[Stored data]
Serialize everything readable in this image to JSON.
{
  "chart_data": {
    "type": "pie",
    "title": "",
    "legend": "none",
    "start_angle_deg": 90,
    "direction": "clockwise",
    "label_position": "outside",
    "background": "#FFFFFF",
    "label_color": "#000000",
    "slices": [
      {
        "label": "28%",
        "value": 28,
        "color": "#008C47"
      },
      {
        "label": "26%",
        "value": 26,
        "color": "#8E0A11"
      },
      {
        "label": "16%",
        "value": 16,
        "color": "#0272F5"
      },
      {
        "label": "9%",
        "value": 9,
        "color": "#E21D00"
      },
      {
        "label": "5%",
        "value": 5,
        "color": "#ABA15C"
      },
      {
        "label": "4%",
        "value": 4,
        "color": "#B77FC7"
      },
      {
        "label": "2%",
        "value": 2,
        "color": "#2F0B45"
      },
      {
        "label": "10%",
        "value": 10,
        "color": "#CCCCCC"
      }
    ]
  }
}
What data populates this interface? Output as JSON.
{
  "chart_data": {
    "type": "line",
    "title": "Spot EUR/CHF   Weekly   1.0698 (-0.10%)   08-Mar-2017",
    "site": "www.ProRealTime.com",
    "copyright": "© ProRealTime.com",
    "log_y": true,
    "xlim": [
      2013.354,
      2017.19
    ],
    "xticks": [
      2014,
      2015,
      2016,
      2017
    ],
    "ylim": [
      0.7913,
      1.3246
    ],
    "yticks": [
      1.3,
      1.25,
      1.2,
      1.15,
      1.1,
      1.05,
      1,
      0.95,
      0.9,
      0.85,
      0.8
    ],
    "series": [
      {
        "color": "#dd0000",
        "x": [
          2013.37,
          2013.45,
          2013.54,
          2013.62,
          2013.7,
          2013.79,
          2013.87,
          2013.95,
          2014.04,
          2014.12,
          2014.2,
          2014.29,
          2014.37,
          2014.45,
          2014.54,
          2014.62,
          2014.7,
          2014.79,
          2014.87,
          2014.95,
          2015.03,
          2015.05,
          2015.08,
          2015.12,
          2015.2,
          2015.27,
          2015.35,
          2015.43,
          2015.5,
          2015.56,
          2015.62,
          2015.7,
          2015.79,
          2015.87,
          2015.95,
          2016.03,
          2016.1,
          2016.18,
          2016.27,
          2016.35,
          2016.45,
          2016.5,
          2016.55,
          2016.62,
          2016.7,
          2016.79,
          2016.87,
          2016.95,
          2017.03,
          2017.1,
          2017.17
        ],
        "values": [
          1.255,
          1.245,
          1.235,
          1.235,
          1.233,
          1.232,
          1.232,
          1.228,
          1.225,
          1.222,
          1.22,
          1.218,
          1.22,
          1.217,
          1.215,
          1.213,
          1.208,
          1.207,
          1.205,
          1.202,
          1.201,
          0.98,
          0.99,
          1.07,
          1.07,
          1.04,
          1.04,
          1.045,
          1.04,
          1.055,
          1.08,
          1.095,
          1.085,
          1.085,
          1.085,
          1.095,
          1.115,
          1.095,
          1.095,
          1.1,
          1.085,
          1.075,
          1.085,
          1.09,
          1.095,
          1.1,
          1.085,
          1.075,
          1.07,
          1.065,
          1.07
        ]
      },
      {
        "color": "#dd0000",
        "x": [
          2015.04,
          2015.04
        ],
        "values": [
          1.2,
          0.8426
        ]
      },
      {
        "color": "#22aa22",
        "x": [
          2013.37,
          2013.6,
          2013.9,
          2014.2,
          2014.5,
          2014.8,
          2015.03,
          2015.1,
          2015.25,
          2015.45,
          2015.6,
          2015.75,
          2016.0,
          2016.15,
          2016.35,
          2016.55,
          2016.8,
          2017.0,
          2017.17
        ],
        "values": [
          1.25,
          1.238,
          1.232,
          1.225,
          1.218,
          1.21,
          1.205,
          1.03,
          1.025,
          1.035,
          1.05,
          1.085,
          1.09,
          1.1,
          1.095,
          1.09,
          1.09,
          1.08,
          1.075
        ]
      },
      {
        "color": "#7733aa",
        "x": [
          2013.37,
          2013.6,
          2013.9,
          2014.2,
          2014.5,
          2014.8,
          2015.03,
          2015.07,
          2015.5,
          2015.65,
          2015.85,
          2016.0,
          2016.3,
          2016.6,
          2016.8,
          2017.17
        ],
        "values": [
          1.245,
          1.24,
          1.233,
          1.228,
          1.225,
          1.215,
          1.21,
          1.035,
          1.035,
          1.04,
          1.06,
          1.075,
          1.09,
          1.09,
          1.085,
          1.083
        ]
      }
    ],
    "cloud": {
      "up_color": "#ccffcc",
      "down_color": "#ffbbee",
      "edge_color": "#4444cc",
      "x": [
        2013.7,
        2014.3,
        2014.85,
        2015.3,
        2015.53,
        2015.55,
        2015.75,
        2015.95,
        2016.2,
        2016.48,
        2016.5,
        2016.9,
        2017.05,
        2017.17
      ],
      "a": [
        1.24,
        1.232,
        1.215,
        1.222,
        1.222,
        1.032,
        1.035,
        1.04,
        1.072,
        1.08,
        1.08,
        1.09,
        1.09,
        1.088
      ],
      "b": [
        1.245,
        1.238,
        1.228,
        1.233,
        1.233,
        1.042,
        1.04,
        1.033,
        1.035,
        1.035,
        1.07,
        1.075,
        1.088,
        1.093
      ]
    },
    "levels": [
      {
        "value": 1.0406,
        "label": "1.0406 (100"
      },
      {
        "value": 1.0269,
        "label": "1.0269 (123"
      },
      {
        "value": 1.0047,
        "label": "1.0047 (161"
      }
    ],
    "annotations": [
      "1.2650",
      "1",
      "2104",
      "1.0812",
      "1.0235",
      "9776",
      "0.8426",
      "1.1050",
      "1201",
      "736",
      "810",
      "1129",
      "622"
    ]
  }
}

...

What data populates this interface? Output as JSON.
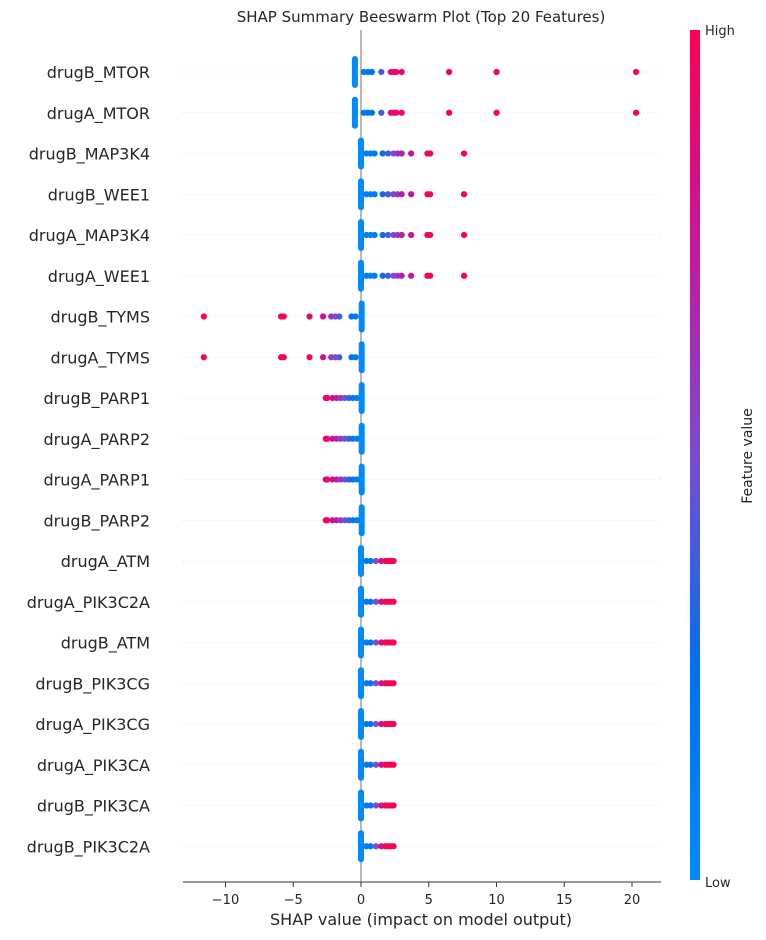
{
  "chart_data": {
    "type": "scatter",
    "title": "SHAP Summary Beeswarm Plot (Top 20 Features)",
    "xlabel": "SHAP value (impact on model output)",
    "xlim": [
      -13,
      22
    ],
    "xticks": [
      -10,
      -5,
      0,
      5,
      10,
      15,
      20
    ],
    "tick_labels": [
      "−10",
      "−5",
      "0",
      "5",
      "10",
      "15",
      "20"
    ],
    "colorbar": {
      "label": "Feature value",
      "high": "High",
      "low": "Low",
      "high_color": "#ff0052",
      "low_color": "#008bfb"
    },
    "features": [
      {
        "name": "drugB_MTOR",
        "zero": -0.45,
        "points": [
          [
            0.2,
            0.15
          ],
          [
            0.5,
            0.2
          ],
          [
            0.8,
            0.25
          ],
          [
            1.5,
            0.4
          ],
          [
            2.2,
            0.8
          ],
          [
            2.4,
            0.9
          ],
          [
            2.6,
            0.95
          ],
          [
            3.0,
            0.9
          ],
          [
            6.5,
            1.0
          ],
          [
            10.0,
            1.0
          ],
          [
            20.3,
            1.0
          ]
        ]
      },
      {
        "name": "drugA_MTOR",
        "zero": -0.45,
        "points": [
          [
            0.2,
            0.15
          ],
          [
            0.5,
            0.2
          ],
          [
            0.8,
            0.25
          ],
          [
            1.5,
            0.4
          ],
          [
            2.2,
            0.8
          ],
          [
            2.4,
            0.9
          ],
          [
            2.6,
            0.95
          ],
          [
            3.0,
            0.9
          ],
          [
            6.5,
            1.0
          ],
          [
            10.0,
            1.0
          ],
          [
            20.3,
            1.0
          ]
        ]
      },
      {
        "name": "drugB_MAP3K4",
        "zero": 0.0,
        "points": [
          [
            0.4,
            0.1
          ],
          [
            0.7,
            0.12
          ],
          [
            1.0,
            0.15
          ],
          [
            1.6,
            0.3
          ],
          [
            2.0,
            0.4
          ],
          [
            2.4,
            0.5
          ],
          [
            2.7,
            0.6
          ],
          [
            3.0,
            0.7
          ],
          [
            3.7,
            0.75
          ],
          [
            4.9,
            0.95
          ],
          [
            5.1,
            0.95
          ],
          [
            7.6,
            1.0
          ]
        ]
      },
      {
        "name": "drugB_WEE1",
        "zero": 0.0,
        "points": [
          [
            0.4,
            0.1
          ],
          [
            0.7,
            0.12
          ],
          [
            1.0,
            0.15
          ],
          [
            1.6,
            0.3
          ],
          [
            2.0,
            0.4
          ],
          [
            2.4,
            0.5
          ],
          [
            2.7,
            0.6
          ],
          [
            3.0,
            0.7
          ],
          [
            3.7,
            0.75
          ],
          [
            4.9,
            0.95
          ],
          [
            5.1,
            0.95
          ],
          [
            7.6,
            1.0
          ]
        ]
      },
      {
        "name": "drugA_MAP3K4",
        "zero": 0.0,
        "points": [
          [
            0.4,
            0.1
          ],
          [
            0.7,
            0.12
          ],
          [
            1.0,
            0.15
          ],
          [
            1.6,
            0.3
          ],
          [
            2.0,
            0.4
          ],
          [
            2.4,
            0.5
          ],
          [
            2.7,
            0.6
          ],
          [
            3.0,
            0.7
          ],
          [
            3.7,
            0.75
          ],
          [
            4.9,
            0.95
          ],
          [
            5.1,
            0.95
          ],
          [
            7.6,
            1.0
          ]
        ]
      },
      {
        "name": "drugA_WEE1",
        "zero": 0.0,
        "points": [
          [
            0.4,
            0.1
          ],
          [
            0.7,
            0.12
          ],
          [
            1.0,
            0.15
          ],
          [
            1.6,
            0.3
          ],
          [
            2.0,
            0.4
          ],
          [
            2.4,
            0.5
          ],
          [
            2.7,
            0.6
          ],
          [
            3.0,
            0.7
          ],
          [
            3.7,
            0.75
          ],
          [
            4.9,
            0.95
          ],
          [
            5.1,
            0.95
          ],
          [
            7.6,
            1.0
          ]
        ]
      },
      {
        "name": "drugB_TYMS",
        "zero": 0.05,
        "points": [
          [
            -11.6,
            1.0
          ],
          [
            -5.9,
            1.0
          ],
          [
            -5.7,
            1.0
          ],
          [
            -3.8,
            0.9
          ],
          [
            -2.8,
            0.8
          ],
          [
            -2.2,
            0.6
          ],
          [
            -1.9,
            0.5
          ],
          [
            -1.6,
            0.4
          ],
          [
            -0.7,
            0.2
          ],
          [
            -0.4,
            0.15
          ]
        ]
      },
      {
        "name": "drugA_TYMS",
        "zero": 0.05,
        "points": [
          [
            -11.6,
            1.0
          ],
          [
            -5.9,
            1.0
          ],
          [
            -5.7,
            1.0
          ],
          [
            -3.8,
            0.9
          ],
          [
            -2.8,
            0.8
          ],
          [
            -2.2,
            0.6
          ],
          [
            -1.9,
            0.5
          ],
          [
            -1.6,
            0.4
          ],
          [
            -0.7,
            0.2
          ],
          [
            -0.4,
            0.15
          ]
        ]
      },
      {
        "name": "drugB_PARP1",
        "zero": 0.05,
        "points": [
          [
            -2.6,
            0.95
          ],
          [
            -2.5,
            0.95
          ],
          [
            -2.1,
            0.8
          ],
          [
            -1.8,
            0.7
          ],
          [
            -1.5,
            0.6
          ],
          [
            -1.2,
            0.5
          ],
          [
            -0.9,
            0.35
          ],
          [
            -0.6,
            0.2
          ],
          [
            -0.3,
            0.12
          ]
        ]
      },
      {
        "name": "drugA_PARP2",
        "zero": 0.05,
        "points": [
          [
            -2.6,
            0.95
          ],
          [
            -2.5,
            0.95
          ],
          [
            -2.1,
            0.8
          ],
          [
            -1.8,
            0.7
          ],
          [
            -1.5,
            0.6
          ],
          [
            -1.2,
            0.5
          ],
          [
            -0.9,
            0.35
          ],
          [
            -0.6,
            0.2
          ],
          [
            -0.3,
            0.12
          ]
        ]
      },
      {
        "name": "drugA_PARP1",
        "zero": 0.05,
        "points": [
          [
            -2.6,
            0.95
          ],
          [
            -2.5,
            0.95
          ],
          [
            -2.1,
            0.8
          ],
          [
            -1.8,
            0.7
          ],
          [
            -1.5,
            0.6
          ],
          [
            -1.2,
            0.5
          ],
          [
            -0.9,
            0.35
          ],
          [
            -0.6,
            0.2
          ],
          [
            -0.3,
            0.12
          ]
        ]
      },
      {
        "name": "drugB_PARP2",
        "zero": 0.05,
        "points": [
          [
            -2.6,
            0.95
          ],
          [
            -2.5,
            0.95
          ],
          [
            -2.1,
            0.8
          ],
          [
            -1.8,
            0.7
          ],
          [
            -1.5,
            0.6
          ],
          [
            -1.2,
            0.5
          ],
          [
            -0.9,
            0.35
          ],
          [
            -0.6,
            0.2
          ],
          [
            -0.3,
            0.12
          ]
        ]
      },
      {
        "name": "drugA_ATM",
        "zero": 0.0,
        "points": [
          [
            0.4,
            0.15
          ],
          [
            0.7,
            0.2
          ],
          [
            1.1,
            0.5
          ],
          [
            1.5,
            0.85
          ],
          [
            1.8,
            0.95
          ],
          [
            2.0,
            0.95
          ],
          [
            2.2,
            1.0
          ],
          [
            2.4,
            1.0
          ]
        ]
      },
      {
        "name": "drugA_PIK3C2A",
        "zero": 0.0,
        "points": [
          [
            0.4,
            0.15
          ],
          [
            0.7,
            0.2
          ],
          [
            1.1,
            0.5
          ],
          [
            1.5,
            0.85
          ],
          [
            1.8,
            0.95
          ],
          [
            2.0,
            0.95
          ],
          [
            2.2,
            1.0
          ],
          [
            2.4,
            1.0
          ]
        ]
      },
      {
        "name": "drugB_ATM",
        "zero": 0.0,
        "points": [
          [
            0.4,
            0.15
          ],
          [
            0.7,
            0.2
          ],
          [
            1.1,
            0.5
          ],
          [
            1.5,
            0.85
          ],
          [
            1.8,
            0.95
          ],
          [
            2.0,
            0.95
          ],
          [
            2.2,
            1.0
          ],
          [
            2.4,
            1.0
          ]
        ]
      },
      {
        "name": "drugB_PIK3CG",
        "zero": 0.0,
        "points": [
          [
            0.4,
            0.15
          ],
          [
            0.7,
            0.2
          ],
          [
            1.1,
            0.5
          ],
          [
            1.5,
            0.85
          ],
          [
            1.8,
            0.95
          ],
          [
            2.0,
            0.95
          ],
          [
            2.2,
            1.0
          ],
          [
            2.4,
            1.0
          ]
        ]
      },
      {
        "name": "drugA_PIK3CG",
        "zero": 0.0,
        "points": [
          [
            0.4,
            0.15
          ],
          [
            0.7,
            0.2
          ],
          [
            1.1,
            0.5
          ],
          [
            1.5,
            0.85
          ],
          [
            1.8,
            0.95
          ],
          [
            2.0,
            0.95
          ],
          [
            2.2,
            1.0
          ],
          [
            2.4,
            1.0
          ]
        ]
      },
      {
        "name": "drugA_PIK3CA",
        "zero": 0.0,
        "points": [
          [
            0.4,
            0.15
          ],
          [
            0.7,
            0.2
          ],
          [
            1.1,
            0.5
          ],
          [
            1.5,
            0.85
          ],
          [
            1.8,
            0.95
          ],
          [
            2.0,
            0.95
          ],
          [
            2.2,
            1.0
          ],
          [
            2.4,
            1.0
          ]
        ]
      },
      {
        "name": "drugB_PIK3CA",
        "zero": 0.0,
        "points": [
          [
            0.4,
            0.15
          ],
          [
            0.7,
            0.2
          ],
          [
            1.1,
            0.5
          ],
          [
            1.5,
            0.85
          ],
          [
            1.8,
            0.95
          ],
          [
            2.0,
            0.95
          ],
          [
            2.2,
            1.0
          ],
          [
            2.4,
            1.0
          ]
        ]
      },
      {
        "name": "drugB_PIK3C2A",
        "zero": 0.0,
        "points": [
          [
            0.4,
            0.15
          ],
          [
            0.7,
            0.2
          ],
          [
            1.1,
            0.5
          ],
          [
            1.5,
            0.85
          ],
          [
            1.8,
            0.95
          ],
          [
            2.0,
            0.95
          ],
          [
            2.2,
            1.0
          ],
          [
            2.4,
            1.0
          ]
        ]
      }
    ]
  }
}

> [What is asked]:
Collect each line above holding the string "ProRealTime".

> [Complete output]:
    "site": "www.ProRealTime.com",
    "copyright": "© ProRealTime.com",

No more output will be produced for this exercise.